■ **WRITTEN TASK**: Copy out each line below exactly as it appears.
───── EXTRACTED INFORMATION
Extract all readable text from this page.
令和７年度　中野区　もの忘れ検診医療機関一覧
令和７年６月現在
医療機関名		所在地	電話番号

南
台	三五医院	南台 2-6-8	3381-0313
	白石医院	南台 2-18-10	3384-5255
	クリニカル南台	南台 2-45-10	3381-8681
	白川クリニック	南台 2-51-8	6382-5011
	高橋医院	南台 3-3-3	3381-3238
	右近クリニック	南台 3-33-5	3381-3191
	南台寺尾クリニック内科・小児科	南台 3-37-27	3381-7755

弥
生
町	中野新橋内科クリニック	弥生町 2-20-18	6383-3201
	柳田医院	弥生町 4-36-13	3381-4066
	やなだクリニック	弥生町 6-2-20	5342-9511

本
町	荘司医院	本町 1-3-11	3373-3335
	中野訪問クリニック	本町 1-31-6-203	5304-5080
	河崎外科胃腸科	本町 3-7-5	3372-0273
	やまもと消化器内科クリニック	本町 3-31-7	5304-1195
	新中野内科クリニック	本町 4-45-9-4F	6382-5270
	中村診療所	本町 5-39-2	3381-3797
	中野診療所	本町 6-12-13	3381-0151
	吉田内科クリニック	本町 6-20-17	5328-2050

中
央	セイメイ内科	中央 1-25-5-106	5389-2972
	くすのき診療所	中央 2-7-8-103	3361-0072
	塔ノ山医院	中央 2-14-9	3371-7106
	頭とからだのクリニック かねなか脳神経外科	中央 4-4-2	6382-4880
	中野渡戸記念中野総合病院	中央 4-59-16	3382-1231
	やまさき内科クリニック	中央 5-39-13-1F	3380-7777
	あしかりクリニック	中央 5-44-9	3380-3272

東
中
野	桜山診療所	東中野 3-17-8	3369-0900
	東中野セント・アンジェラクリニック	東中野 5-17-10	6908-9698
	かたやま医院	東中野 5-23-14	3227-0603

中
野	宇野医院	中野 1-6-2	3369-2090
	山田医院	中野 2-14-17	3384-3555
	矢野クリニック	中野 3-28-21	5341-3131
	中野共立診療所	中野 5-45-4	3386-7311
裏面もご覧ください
──────────
■ **RESULT FOR THIS EXERCISE**:
Extract all readable text from this page.
令和７年度　中野区　もの忘れ検診医療機関一覧
令和７年６月現在
医療機関名		所在地	電話番号

南
台	三五医院	南台 2-6-8	3381-0313
	白石医院	南台 2-18-10	3384-5255
	クリニカル南台	南台 2-45-10	3381-8681
	白川クリニック	南台 2-51-8	6382-5011
	高橋医院	南台 3-3-3	3381-3238
	右近クリニック	南台 3-33-5	3381-3191
	南台寺尾クリニック内科・小児科	南台 3-37-27	3381-7755

弥
生
町	中野新橋内科クリニック	弥生町 2-20-18	6383-3201
	柳田医院	弥生町 4-36-13	3381-4066
	やなだクリニック	弥生町 6-2-20	5342-9511

本
町	荘司医院	本町 1-3-11	3373-3335
	中野訪問クリニック	本町 1-31-6-203	5304-5080
	河崎外科胃腸科	本町 3-7-5	3372-0273
	やまもと消化器内科クリニック	本町 3-31-7	5304-1195
	新中野内科クリニック	本町 4-45-9-4F	6382-5270
	中村診療所	本町 5-39-2	3381-3797
	中野診療所	本町 6-12-13	3381-0151
	吉田内科クリニック	本町 6-20-17	5328-2050

中
央	セイメイ内科	中央 1-25-5-106	5389-2972
	くすのき診療所	中央 2-7-8-103	3361-0072
	塔ノ山医院	中央 2-14-9	3371-7106
	頭とからだのクリニック かねなか脳神経外科	中央 4-4-2	6382-4880
	中野渡戸記念中野総合病院	中央 4-59-16	3382-1231
	やまさき内科クリニック	中央 5-39-13-1F	3380-7777
	あしかりクリニック	中央 5-44-9	3380-3272

東
中
野	桜山診療所	東中野 3-17-8	3369-0900
	東中野セント・アンジェラクリニック	東中野 5-17-10	6908-9698
	かたやま医院	東中野 5-23-14	3227-0603

中
野	宇野医院	中野 1-6-2	3369-2090
	山田医院	中野 2-14-17	3384-3555
	矢野クリニック	中野 3-28-21	5341-3131
	中野共立診療所	中野 5-45-4	3386-7311
裏面もご覧ください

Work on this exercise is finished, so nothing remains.